Reproduce the complete listing without any deviation.

◆ Information supplied ◆
• • • • • • •

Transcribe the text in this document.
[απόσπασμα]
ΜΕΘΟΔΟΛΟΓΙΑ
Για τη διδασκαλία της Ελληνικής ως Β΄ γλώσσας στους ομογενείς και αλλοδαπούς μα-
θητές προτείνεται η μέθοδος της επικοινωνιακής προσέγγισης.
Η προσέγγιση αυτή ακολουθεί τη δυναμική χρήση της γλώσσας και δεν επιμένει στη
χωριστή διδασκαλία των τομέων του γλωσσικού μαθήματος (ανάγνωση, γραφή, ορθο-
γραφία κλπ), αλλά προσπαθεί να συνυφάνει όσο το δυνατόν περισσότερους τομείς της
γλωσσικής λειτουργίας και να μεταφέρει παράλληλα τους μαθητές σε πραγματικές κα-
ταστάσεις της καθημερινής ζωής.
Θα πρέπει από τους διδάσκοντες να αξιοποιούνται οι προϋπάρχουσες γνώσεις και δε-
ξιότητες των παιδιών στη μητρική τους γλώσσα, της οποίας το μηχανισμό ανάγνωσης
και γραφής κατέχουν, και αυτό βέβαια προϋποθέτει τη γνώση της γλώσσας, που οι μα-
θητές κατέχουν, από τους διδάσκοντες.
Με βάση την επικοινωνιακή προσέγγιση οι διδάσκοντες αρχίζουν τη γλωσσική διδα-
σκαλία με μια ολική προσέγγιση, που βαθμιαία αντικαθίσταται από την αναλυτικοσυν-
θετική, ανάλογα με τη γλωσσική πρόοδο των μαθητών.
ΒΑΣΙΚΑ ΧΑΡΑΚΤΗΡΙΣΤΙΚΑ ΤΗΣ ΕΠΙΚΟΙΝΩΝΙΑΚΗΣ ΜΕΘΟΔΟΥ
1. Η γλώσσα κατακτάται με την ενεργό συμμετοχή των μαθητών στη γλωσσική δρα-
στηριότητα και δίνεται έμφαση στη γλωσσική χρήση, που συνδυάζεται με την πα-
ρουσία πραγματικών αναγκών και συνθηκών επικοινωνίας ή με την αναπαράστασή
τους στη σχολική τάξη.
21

• • • • • • •

◆ Exercise output ◆
Transcribe the text in this document.
[απόσπασμα]
ΜΕΘΟΔΟΛΟΓΙΑ
Για τη διδασκαλία της Ελληνικής ως Β΄ γλώσσας στους ομογενείς και αλλοδαπούς μα-
θητές προτείνεται η μέθοδος της επικοινωνιακής προσέγγισης.
Η προσέγγιση αυτή ακολουθεί τη δυναμική χρήση της γλώσσας και δεν επιμένει στη
χωριστή διδασκαλία των τομέων του γλωσσικού μαθήματος (ανάγνωση, γραφή, ορθο-
γραφία κλπ), αλλά προσπαθεί να συνυφάνει όσο το δυνατόν περισσότερους τομείς της
γλωσσικής λειτουργίας και να μεταφέρει παράλληλα τους μαθητές σε πραγματικές κα-
ταστάσεις της καθημερινής ζωής.
Θα πρέπει από τους διδάσκοντες να αξιοποιούνται οι προϋπάρχουσες γνώσεις και δε-
ξιότητες των παιδιών στη μητρική τους γλώσσα, της οποίας το μηχανισμό ανάγνωσης
και γραφής κατέχουν, και αυτό βέβαια προϋποθέτει τη γνώση της γλώσσας, που οι μα-
θητές κατέχουν, από τους διδάσκοντες.
Με βάση την επικοινωνιακή προσέγγιση οι διδάσκοντες αρχίζουν τη γλωσσική διδα-
σκαλία με μια ολική προσέγγιση, που βαθμιαία αντικαθίσταται από την αναλυτικοσυν-
θετική, ανάλογα με τη γλωσσική πρόοδο των μαθητών.
ΒΑΣΙΚΑ ΧΑΡΑΚΤΗΡΙΣΤΙΚΑ ΤΗΣ ΕΠΙΚΟΙΝΩΝΙΑΚΗΣ ΜΕΘΟΔΟΥ
1. Η γλώσσα κατακτάται με την ενεργό συμμετοχή των μαθητών στη γλωσσική δρα-
στηριότητα και δίνεται έμφαση στη γλωσσική χρήση, που συνδυάζεται με την πα-
ρουσία πραγματικών αναγκών και συνθηκών επικοινωνίας ή με την αναπαράστασή
τους στη σχολική τάξη.
21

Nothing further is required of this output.